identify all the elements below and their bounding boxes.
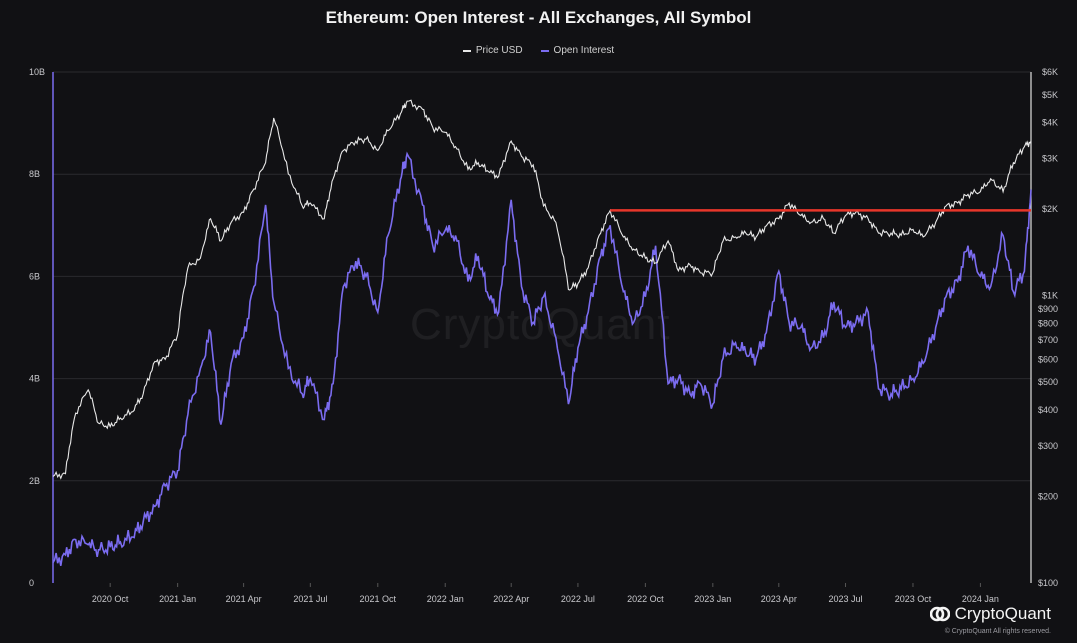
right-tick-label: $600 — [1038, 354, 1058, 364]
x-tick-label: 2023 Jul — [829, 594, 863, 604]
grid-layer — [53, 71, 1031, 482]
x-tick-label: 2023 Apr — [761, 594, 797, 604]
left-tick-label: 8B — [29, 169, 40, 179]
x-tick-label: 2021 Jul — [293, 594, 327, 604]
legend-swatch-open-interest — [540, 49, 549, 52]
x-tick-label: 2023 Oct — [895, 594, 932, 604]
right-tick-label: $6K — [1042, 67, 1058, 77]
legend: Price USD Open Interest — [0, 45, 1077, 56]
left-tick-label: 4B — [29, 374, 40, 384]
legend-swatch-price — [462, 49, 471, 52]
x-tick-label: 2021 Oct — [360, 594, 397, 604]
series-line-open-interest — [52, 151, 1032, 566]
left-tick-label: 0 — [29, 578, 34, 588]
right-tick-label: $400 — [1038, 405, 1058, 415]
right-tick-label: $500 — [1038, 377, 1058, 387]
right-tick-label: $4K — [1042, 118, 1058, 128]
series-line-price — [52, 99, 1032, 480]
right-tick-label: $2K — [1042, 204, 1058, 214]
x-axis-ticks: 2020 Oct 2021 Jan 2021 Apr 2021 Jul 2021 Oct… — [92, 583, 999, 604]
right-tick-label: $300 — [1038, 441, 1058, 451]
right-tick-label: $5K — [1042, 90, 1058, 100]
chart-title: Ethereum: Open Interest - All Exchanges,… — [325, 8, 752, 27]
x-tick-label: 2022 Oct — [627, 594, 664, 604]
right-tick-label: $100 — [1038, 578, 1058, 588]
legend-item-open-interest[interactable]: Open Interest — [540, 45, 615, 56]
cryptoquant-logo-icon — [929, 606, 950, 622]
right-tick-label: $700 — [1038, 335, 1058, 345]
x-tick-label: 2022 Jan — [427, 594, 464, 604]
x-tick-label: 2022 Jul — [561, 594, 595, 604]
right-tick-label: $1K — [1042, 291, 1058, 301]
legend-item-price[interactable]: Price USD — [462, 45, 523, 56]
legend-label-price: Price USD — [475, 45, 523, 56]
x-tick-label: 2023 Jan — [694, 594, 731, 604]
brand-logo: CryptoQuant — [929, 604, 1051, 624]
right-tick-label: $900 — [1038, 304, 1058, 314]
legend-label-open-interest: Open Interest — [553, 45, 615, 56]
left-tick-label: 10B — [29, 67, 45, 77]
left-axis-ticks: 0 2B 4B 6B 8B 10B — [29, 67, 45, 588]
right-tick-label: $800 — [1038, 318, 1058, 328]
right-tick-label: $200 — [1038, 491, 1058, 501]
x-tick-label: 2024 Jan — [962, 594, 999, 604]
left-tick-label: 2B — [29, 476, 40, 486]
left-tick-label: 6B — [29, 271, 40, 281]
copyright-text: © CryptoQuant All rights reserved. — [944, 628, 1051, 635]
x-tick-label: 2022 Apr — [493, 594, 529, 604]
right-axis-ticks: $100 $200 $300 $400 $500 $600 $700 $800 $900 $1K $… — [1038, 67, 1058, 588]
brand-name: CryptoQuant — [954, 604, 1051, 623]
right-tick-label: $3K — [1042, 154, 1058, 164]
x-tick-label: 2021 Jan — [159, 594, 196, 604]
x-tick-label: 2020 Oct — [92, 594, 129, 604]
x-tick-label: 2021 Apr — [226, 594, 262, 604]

***

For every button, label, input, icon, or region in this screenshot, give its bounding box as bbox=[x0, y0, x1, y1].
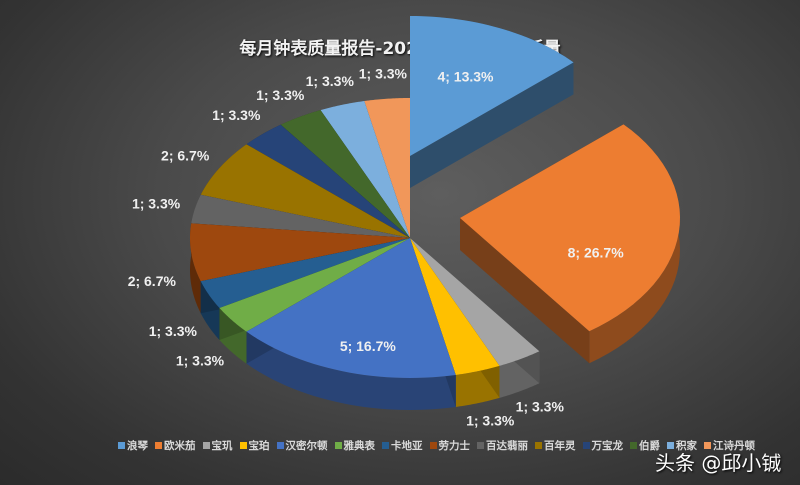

***

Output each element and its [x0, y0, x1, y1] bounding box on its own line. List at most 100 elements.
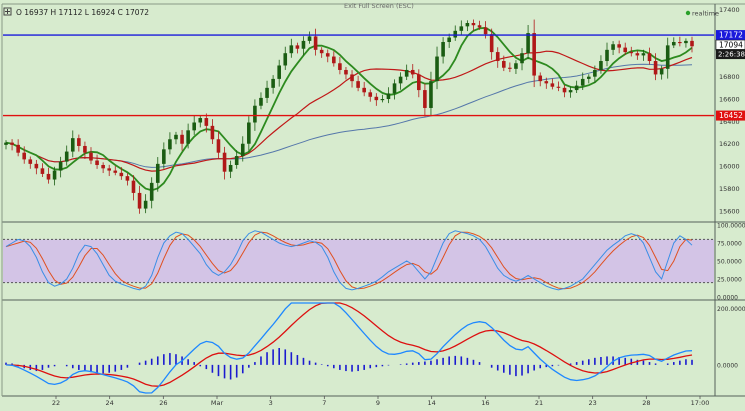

***

Convert the data from the line with "identify all the" to the line with "x-tick-label: 2023 Apr — [761, 594, 797, 604]", both included, into a JSON list of strings with one string per line. Omit blank lines and leave out the pictures.

[
  "identify all the elements below and their bounding boxes.",
  "right-tick-label: $600 — [1038, 354, 1058, 364]",
  "x-tick-label: 2023 Jul — [829, 594, 863, 604]",
  "grid-layer — [53, 71, 1031, 482]",
  "x-tick-label: 2023 Apr — [761, 594, 797, 604]"
]